=== Aim of the exercise ===
Make an exact copy of all the material below, apart from the pictures.

▼

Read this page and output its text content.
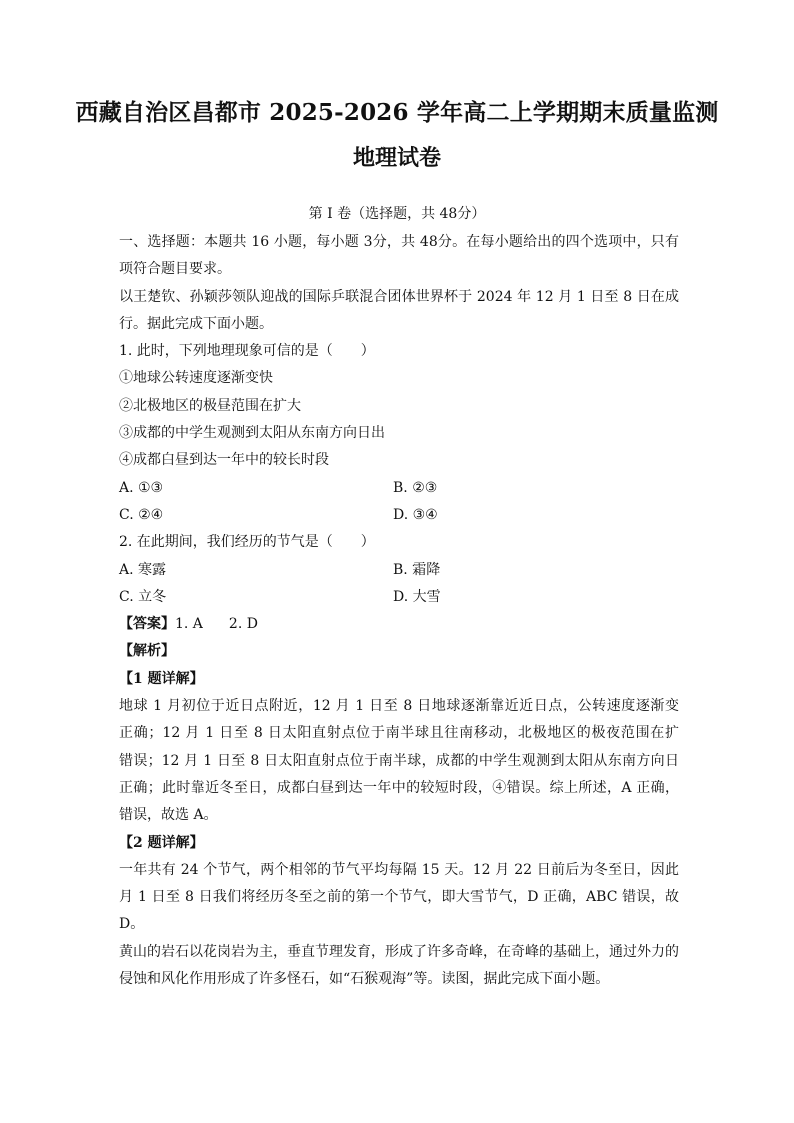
西藏自治区昌都市 2025-2026 学年高二上学期期末质量监测
地理试卷
第 I 卷（选择题，共 48分）
一、选择题：本题共 16 小题，每小题 3分，共 48分。在每小题给出的四个选项中，只有
项符合题目要求。
以王楚钦、孙颖莎领队迎战的国际乒联混合团体世界杯于 2024 年 12 月 1 日至 8 日在成
行。据此完成下面小题。
1. 此时，下列地理现象可信的是（　　）
①地球公转速度逐渐变快
②北极地区的极昼范围在扩大
③成都的中学生观测到太阳从东南方向日出
④成都白昼到达一年中的较长时段
A. ①③	B. ②③
C. ②④	D. ③④
2. 在此期间，我们经历的节气是（　　）
A. 寒露	B. 霜降
C. 立冬	D. 大雪
【答案】1. A 2. D
【解析】
【1 题详解】
地球 1 月初位于近日点附近，12 月 1 日至 8 日地球逐渐靠近近日点，公转速度逐渐变
正确；12 月 1 日至 8 日太阳直射点位于南半球且往南移动，北极地区的极夜范围在扩
错误；12 月 1 日至 8 日太阳直射点位于南半球，成都的中学生观测到太阳从东南方向日
正确；此时靠近冬至日，成都白昼到达一年中的较短时段，④错误。综上所述，A 正确，
错误，故选 A。
【2 题详解】
一年共有 24 个节气，两个相邻的节气平均每隔 15 天。12 月 22 日前后为冬至日，因此
月 1 日至 8 日我们将经历冬至之前的第一个节气，即大雪节气，D 正确，ABC 错误，故
D。
黄山的岩石以花岗岩为主，垂直节理发育，形成了许多奇峰，在奇峰的基础上，通过外力的
侵蚀和风化作用形成了许多怪石，如“石猴观海”等。读图，据此完成下面小题。
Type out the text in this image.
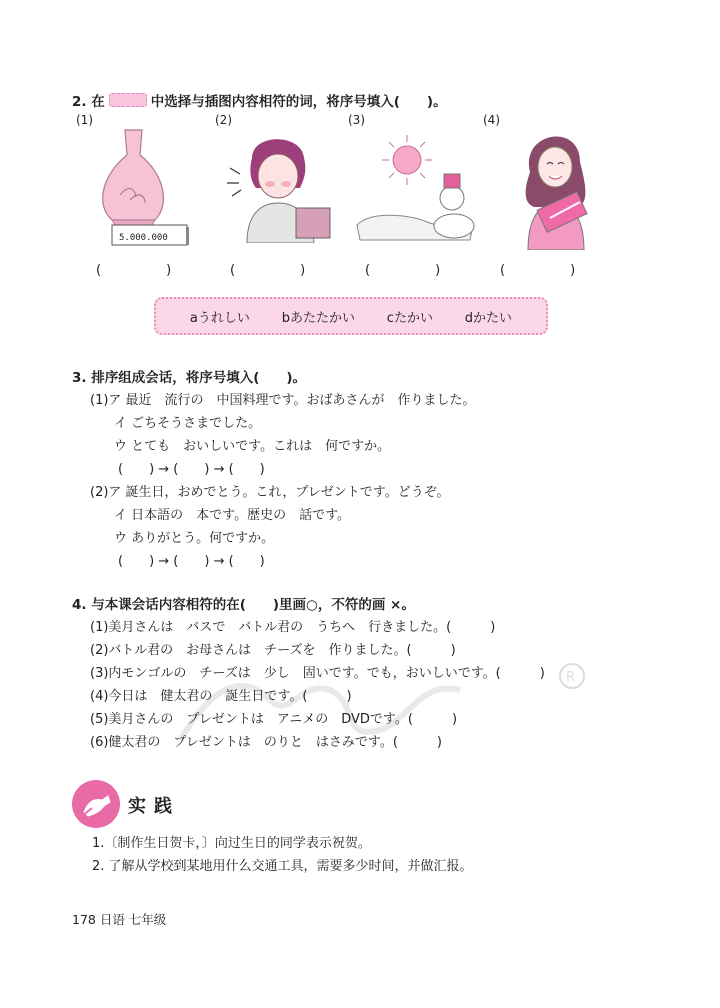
2. 在	中选择与插图内容相符的词，将序号填入(　　)。
(1)	(2)	(3)	(4)
5.000.000
(　　　　　)	(　　　　　)	(　　　　　)	(　　　　　)
aうれしい bあたたかい cたかい dかたい
3. 排序组成会话，将序号填入(　　)。
(1)ア 最近　流行の　中国料理です。おばあさんが　作りました。
イ ごちそうさまでした。
ウ とても　おいしいです。これは　何ですか。
(　　) → (　　) → (　　)
(2)ア 誕生日，おめでとう。これ，プレゼントです。どうぞ。
イ 日本語の　本です。歴史の　話です。
ウ ありがとう。何ですか。
(　　) → (　　) → (　　)
R
4. 与本课会话内容相符的在(　　)里画○，不符的画 ×。
(1)美月さんは　バスで　バトル君の　うちへ　行きました。(　　　)
(2)バトル君の　お母さんは　チーズを　作りました。(　　　)
(3)内モンゴルの　チーズは　少し　固いです。でも，おいしいです。(　　　)
(4)今日は　健太君の　誕生日です。(　　　)
(5)美月さんの　プレゼントは　アニメの　DVDです。(　　　)
(6)健太君の　プレゼントは　のりと　はさみです。(　　　)
实践
1.〔制作生日贺卡，〕向过生日的同学表示祝贺。
2. 了解从学校到某地用什么交通工具，需要多少时间，并做汇报。
178 日语 七年级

▲

=== Task output ===
Read this page and output its text content.
西藏自治区昌都市 2025-2026 学年高二上学期期末质量监测
地理试卷
第 I 卷（选择题，共 48分）
一、选择题：本题共 16 小题，每小题 3分，共 48分。在每小题给出的四个选项中，只有
项符合题目要求。
以王楚钦、孙颖莎领队迎战的国际乒联混合团体世界杯于 2024 年 12 月 1 日至 8 日在成
行。据此完成下面小题。
1. 此时，下列地理现象可信的是（　　）
①地球公转速度逐渐变快
②北极地区的极昼范围在扩大
③成都的中学生观测到太阳从东南方向日出
④成都白昼到达一年中的较长时段
A. ①③	B. ②③
C. ②④	D. ③④
2. 在此期间，我们经历的节气是（　　）
A. 寒露	B. 霜降
C. 立冬	D. 大雪
【答案】1. A 2. D
【解析】
【1 题详解】
地球 1 月初位于近日点附近，12 月 1 日至 8 日地球逐渐靠近近日点，公转速度逐渐变
正确；12 月 1 日至 8 日太阳直射点位于南半球且往南移动，北极地区的极夜范围在扩
错误；12 月 1 日至 8 日太阳直射点位于南半球，成都的中学生观测到太阳从东南方向日
正确；此时靠近冬至日，成都白昼到达一年中的较短时段，④错误。综上所述，A 正确，
错误，故选 A。
【2 题详解】
一年共有 24 个节气，两个相邻的节气平均每隔 15 天。12 月 22 日前后为冬至日，因此
月 1 日至 8 日我们将经历冬至之前的第一个节气，即大雪节气，D 正确，ABC 错误，故
D。
黄山的岩石以花岗岩为主，垂直节理发育，形成了许多奇峰，在奇峰的基础上，通过外力的
侵蚀和风化作用形成了许多怪石，如“石猴观海”等。读图，据此完成下面小题。
Type out the text in this image.
2. 在	中选择与插图内容相符的词，将序号填入(　　)。
(1)	(2)	(3)	(4)
5.000.000
(　　　　　)	(　　　　　)	(　　　　　)	(　　　　　)
aうれしい bあたたかい cたかい dかたい
3. 排序组成会话，将序号填入(　　)。
(1)ア 最近　流行の　中国料理です。おばあさんが　作りました。
イ ごちそうさまでした。
ウ とても　おいしいです。これは　何ですか。
(　　) → (　　) → (　　)
(2)ア 誕生日，おめでとう。これ，プレゼントです。どうぞ。
イ 日本語の　本です。歴史の　話です。
ウ ありがとう。何ですか。
(　　) → (　　) → (　　)
R
4. 与本课会话内容相符的在(　　)里画○，不符的画 ×。
(1)美月さんは　バスで　バトル君の　うちへ　行きました。(　　　)
(2)バトル君の　お母さんは　チーズを　作りました。(　　　)
(3)内モンゴルの　チーズは　少し　固いです。でも，おいしいです。(　　　)
(4)今日は　健太君の　誕生日です。(　　　)
(5)美月さんの　プレゼントは　アニメの　DVDです。(　　　)
(6)健太君の　プレゼントは　のりと　はさみです。(　　　)
实践
1.〔制作生日贺卡，〕向过生日的同学表示祝贺。
2. 了解从学校到某地用什么交通工具，需要多少时间，并做汇报。
178 日语 七年级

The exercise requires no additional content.